(Data excerpts)
━━━━━━━━━━━━━━━━━━━━

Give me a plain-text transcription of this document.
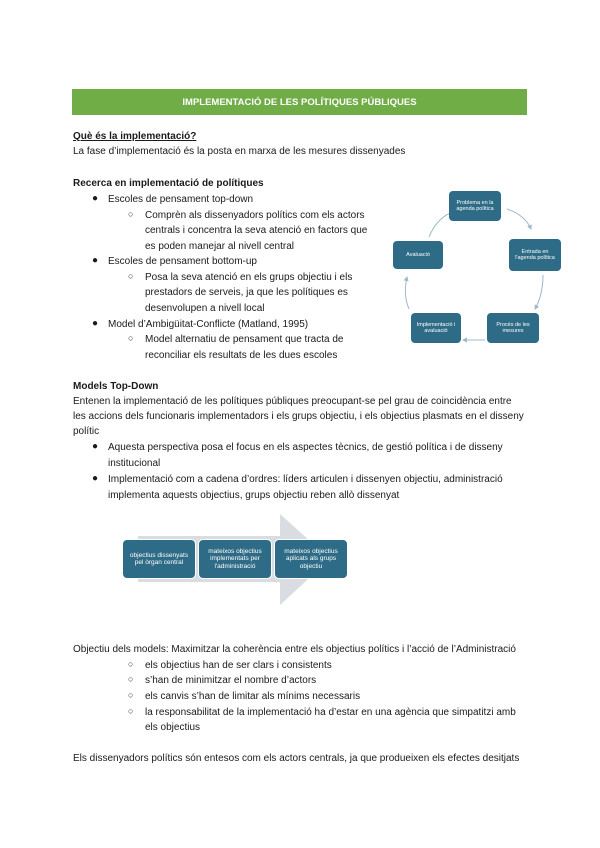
IMPLEMENTACIÓ DE LES POLÍTIQUES PÚBLIQUES
Què és la implementació?
La fase d’implementació és la posta en marxa de les mesures dissenyades
Recerca en implementació de polítiques
● Escoles de pensament top-down
○ Comprèn als dissenyadors polítics com els actors
centrals i concentra la seva atenció en factors que
es poden manejar al nivell central
● Escoles de pensament bottom-up
○ Posa la seva atenció en els grups objectiu i els
prestadors de serveis, ja que les polítiques es
desenvolupen a nivell local
● Model d’Ambigüitat-Conflicte (Matland, 1995)
○ Model alternatiu de pensament que tracta de
reconciliar els resultats de les dues escoles
Problema en la agenda política
Entrada en l'agenda política
Procés de les mesures
Implementació i avaluació
Avaluació
Models Top-Down
Entenen la implementació de les polítiques públiques preocupant-se pel grau de coincidència entre
les accions dels funcionaris implementadors i els grups objectiu, i els objectius plasmats en el disseny
polític
● Aquesta perspectiva posa el focus en els aspectes tècnics, de gestió política i de disseny
institucional
● Implementació com a cadena d’ordres: líders articulen i dissenyen objectiu, administració
implementa aquests objectius, grups objectiu reben allò dissenyat
objectius dissenyats pel òrgan central
mateixos objectius implementats per l'administració
mateixos objectius aplicats als grups objectiu
Objectiu dels models: Maximitzar la coherència entre els objectius polítics i l’acció de l’Administració
○ els objectius han de ser clars i consistents
○ s’han de minimitzar el nombre d’actors
○ els canvis s’han de limitar als mínims necessaris
○ la responsabilitat de la implementació ha d’estar en una agència que simpatitzi amb
els objectius
Els dissenyadors polítics són entesos com els actors centrals, ja que produeixen els efectes desitjats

━━━━━━━━━━━━━━━━━━━━

Leave out the pictures and output every record above precisely as given.

Give me a plain-text transcription of this document.
IMPLEMENTACIÓ DE LES POLÍTIQUES PÚBLIQUES
Què és la implementació?
La fase d’implementació és la posta en marxa de les mesures dissenyades
Recerca en implementació de polítiques
● Escoles de pensament top-down
○ Comprèn als dissenyadors polítics com els actors
centrals i concentra la seva atenció en factors que
es poden manejar al nivell central
● Escoles de pensament bottom-up
○ Posa la seva atenció en els grups objectiu i els
prestadors de serveis, ja que les polítiques es
desenvolupen a nivell local
● Model d’Ambigüitat-Conflicte (Matland, 1995)
○ Model alternatiu de pensament que tracta de
reconciliar els resultats de les dues escoles
Problema en la agenda política
Entrada en l'agenda política
Procés de les mesures
Implementació i avaluació
Avaluació
Models Top-Down
Entenen la implementació de les polítiques públiques preocupant-se pel grau de coincidència entre
les accions dels funcionaris implementadors i els grups objectiu, i els objectius plasmats en el disseny
polític
● Aquesta perspectiva posa el focus en els aspectes tècnics, de gestió política i de disseny
institucional
● Implementació com a cadena d’ordres: líders articulen i dissenyen objectiu, administració
implementa aquests objectius, grups objectiu reben allò dissenyat
objectius dissenyats pel òrgan central
mateixos objectius implementats per l'administració
mateixos objectius aplicats als grups objectiu
Objectiu dels models: Maximitzar la coherència entre els objectius polítics i l’acció de l’Administració
○ els objectius han de ser clars i consistents
○ s’han de minimitzar el nombre d’actors
○ els canvis s’han de limitar als mínims necessaris
○ la responsabilitat de la implementació ha d’estar en una agència que simpatitzi amb
els objectius
Els dissenyadors polítics són entesos com els actors centrals, ja que produeixen els efectes desitjats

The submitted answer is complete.